(Stored entries)
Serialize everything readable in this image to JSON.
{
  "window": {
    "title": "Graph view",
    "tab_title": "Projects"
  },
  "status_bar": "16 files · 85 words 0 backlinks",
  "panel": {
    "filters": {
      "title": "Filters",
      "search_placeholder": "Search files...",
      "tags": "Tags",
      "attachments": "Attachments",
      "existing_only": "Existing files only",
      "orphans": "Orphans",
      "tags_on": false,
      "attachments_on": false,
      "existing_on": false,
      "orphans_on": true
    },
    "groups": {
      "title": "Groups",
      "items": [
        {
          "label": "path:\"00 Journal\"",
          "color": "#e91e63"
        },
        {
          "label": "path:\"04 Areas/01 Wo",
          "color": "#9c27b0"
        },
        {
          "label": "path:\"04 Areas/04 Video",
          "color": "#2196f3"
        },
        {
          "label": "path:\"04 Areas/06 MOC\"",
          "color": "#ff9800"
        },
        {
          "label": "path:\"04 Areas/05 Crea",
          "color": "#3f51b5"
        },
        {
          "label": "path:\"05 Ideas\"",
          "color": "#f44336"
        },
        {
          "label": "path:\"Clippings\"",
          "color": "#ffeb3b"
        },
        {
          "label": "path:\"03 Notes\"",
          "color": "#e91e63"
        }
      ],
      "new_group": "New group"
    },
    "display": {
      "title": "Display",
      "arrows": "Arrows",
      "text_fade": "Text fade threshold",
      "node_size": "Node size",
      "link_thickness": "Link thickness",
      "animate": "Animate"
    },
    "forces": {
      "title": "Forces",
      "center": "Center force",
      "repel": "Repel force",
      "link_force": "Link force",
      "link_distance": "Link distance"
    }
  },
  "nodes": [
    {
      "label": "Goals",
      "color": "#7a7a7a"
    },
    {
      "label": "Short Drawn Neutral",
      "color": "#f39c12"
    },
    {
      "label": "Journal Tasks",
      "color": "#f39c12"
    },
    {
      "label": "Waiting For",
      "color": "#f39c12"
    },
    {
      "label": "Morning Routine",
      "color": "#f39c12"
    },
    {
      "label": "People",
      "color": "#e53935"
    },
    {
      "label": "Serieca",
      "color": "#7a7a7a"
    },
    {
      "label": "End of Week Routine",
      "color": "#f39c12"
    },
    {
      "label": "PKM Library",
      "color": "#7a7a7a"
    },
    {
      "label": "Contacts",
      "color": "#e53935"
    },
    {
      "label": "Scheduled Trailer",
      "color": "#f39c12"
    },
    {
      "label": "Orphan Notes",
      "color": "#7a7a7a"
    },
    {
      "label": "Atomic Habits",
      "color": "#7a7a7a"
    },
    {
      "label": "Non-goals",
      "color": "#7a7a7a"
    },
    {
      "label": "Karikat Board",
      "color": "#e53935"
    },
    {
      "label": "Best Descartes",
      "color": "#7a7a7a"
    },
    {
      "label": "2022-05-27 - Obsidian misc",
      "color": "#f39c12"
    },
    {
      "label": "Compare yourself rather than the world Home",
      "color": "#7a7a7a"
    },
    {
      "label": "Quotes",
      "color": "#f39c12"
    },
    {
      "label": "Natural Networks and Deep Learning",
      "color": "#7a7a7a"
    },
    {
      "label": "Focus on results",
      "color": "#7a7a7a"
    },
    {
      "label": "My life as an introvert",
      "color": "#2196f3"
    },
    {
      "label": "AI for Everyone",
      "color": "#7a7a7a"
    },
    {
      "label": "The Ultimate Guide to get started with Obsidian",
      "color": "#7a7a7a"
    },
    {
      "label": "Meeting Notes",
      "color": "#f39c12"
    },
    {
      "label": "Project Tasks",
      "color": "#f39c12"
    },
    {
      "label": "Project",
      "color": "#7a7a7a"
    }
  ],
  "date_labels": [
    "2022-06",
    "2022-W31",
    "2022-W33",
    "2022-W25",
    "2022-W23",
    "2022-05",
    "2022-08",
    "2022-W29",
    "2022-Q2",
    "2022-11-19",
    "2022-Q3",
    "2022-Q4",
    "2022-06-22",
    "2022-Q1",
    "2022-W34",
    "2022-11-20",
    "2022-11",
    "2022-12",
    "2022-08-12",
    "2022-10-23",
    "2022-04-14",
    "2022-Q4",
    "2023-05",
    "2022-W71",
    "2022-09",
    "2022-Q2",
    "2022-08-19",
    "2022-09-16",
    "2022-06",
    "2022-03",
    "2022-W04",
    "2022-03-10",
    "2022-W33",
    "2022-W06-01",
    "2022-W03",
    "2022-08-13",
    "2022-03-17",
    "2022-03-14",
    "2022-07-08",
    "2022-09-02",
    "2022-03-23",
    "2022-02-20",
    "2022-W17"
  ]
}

**INSTRUCTIONS FOR THE TASK:**
Pick out each line in the material containing "Obsidian".

**ANSWER:**
      "label": "2022-05-27 - Obsidian misc",
      "label": "The Ultimate Guide to get started with Obsidian",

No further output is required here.